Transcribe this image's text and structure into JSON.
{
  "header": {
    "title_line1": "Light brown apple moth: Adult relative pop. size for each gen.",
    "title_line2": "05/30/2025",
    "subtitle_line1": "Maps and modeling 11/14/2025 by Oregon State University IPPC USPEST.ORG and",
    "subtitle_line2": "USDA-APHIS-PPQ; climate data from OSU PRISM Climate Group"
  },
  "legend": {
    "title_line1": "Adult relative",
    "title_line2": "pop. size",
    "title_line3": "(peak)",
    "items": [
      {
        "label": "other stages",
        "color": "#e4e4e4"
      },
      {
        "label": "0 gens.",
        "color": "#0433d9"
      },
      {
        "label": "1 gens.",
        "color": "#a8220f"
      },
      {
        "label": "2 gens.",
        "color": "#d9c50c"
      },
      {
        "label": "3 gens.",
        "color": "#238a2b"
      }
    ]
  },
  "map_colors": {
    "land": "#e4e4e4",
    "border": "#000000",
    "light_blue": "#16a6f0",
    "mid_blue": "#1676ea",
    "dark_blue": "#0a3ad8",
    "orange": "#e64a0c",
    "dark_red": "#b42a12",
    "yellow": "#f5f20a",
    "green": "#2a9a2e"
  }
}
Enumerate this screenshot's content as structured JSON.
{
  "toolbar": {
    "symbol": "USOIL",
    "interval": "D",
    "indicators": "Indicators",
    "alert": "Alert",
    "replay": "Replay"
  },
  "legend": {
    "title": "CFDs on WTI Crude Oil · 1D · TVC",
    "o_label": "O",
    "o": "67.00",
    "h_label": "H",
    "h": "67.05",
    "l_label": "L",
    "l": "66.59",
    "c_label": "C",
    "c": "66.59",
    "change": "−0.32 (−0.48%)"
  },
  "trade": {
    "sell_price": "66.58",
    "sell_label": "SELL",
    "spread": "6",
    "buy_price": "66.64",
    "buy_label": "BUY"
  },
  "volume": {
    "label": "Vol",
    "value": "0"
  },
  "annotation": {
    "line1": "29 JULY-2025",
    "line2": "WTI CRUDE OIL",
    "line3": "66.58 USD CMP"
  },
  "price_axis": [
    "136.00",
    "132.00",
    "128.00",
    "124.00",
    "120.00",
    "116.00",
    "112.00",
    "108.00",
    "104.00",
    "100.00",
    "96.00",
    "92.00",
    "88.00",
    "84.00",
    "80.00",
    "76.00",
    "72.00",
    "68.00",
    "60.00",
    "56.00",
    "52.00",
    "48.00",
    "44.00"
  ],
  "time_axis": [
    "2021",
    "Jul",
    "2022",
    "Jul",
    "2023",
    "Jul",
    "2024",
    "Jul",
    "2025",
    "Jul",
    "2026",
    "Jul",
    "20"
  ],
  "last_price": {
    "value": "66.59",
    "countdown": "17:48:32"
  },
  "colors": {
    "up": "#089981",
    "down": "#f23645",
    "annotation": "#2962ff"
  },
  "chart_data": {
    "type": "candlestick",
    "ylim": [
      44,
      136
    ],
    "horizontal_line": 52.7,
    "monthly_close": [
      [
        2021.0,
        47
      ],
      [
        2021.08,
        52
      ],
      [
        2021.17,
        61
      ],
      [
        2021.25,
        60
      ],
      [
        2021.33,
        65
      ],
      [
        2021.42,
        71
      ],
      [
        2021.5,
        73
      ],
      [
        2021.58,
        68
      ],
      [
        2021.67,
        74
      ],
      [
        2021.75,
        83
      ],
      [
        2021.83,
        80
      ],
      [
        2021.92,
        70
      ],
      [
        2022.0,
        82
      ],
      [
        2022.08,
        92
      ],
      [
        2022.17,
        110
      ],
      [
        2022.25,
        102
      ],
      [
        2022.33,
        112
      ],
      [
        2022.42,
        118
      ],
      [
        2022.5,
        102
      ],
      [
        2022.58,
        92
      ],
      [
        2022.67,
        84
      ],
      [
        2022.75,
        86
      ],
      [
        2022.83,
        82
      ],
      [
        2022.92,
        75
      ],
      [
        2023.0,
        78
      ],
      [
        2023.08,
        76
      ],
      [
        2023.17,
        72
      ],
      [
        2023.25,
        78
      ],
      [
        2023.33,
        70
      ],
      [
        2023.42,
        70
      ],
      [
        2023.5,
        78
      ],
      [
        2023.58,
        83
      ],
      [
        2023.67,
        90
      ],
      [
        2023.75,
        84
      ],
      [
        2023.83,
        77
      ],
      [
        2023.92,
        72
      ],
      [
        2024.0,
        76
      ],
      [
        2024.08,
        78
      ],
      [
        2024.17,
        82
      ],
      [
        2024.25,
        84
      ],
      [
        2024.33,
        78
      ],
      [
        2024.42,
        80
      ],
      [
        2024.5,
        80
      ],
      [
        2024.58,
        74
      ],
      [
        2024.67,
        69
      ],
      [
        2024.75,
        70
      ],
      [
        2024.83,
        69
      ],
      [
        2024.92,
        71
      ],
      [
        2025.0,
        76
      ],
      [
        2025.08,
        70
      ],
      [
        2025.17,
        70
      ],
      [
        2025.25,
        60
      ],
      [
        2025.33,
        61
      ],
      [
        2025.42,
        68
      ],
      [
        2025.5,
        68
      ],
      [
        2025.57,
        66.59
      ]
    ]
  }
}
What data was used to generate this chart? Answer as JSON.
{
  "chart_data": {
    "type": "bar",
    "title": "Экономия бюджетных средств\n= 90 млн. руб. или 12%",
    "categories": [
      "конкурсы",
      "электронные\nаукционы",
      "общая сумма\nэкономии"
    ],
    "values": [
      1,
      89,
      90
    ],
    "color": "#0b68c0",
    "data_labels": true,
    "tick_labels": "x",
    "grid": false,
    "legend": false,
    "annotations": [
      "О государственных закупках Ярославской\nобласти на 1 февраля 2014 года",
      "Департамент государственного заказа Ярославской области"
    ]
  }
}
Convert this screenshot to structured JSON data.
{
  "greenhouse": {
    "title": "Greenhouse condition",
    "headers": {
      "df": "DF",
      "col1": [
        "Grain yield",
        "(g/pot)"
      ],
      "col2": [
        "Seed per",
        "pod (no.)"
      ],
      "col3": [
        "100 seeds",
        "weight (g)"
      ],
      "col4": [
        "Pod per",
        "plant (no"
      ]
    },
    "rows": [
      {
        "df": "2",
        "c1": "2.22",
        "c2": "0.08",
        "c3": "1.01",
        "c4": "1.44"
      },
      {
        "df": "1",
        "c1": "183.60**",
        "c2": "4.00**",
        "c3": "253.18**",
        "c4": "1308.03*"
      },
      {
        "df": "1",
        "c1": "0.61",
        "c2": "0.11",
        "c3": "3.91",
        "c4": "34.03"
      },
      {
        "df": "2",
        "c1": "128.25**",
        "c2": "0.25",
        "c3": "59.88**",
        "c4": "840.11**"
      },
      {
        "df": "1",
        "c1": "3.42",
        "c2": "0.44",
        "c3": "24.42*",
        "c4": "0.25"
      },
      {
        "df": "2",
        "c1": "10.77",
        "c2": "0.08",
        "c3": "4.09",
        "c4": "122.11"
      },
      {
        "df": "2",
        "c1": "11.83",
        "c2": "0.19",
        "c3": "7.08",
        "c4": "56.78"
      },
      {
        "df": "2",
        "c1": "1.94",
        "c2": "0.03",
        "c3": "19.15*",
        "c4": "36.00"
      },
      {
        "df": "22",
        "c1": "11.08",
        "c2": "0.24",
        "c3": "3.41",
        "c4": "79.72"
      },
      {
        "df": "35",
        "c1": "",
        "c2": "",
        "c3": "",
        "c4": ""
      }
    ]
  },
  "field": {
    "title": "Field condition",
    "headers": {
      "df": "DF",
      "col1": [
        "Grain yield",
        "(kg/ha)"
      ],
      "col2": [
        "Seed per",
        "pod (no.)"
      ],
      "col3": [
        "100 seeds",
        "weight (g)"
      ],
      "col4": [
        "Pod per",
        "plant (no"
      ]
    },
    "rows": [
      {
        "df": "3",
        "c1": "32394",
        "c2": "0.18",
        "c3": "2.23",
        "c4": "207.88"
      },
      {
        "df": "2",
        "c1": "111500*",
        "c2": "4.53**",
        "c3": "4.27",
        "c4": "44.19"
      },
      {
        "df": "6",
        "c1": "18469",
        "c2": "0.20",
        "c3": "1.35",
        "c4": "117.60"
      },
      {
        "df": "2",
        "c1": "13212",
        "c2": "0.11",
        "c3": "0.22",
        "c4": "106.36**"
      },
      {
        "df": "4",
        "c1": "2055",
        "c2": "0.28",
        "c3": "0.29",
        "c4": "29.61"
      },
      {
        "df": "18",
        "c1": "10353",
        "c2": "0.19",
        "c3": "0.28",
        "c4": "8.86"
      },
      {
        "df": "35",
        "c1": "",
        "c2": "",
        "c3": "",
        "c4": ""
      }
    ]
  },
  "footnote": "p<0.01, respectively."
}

□ □ □ □ □ □ □

### Exercise brief:
Set out every line from the material that contains the string "gens".

### The completed task:
        "label": "0 gens.",
        "label": "1 gens.",
        "label": "2 gens.",
        "label": "3 gens.",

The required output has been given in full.